START
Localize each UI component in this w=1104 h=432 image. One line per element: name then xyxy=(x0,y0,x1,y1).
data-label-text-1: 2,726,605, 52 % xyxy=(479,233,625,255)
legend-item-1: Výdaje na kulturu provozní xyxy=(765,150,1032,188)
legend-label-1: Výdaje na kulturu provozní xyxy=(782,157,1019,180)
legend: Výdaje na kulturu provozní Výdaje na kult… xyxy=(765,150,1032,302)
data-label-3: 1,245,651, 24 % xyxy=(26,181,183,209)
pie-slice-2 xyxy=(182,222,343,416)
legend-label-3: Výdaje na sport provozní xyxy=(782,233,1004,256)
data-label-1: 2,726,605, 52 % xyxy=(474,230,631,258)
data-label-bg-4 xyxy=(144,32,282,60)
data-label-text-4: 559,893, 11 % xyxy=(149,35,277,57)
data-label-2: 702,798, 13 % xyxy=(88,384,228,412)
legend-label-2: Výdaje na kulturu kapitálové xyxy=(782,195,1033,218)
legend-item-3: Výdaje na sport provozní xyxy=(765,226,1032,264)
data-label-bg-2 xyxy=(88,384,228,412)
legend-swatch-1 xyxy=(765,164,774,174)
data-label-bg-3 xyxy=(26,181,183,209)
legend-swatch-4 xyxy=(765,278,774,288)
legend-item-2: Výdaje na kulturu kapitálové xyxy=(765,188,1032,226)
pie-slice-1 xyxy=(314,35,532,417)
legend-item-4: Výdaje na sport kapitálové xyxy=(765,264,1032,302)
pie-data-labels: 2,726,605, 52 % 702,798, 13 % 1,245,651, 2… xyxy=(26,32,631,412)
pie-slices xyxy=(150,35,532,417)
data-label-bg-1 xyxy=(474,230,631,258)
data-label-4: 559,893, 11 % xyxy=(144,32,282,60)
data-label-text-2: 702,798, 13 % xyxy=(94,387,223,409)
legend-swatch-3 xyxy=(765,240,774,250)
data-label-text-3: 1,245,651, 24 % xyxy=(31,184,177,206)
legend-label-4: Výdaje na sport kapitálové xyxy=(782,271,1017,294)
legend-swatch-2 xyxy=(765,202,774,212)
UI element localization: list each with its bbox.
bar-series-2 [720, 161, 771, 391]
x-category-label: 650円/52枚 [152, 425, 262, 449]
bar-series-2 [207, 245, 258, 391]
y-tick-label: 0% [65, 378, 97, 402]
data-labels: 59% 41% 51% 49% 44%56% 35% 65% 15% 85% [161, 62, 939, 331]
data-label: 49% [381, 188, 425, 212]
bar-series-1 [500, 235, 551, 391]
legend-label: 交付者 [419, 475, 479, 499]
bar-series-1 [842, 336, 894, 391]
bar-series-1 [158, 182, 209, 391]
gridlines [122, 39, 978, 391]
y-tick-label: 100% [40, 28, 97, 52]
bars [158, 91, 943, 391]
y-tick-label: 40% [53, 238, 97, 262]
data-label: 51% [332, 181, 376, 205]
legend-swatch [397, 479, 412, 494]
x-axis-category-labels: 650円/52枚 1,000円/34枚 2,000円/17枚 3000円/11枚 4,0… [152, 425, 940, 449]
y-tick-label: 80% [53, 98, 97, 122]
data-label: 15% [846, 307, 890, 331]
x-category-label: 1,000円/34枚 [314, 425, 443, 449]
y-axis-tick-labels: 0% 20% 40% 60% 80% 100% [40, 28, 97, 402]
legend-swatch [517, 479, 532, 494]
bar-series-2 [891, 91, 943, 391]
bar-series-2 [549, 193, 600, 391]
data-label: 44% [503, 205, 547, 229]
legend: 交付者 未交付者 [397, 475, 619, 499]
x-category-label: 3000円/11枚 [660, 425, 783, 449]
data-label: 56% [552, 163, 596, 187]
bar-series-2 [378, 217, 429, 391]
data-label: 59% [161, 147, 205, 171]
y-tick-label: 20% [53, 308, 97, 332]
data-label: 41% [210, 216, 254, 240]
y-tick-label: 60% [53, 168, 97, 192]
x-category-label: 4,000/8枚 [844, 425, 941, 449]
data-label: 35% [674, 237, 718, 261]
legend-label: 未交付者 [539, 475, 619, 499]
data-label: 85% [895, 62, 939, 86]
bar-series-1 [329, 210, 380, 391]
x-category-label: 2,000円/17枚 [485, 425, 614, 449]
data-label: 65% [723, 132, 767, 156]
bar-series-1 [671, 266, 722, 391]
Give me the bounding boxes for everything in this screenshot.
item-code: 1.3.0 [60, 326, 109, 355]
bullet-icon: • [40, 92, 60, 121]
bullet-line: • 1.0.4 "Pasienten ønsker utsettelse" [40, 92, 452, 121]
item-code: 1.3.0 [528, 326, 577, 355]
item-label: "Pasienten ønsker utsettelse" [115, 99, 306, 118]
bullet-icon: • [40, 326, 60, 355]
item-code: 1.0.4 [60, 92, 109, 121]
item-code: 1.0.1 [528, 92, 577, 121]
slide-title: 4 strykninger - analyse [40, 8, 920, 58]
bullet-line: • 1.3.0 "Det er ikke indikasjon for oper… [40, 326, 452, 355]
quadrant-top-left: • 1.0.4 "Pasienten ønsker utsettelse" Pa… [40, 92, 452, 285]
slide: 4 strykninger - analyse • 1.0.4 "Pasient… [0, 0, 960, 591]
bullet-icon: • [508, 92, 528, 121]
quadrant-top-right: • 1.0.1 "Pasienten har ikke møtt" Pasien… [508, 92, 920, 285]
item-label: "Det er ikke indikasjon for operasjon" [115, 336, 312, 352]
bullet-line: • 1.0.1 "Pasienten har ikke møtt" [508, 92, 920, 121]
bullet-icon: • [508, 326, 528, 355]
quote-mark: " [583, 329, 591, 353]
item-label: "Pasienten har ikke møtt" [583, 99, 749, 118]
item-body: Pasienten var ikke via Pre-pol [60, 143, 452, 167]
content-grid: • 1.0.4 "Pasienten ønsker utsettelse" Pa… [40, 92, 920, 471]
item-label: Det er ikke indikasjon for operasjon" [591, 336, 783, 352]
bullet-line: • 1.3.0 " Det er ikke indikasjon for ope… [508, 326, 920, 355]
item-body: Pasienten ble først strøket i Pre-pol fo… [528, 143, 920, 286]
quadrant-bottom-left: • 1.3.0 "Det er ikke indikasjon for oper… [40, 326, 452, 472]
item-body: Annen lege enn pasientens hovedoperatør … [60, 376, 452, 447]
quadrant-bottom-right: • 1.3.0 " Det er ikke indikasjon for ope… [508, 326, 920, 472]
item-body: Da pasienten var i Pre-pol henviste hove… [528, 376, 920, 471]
END
▶ _What the task asks_
Identify each line of the listing that contains the string "series", treating uppercase and lowercase as different, and copy those lines out.

▶ _Solution below_
bar-series-2 [720, 161, 771, 391]
bar-series-2 [207, 245, 258, 391]
bar-series-1 [500, 235, 551, 391]
bar-series-1 [842, 336, 894, 391]
bar-series-1 [158, 182, 209, 391]
bar-series-2 [891, 91, 943, 391]
bar-series-2 [549, 193, 600, 391]
bar-series-2 [378, 217, 429, 391]
bar-series-1 [329, 210, 380, 391]
bar-series-1 [671, 266, 722, 391]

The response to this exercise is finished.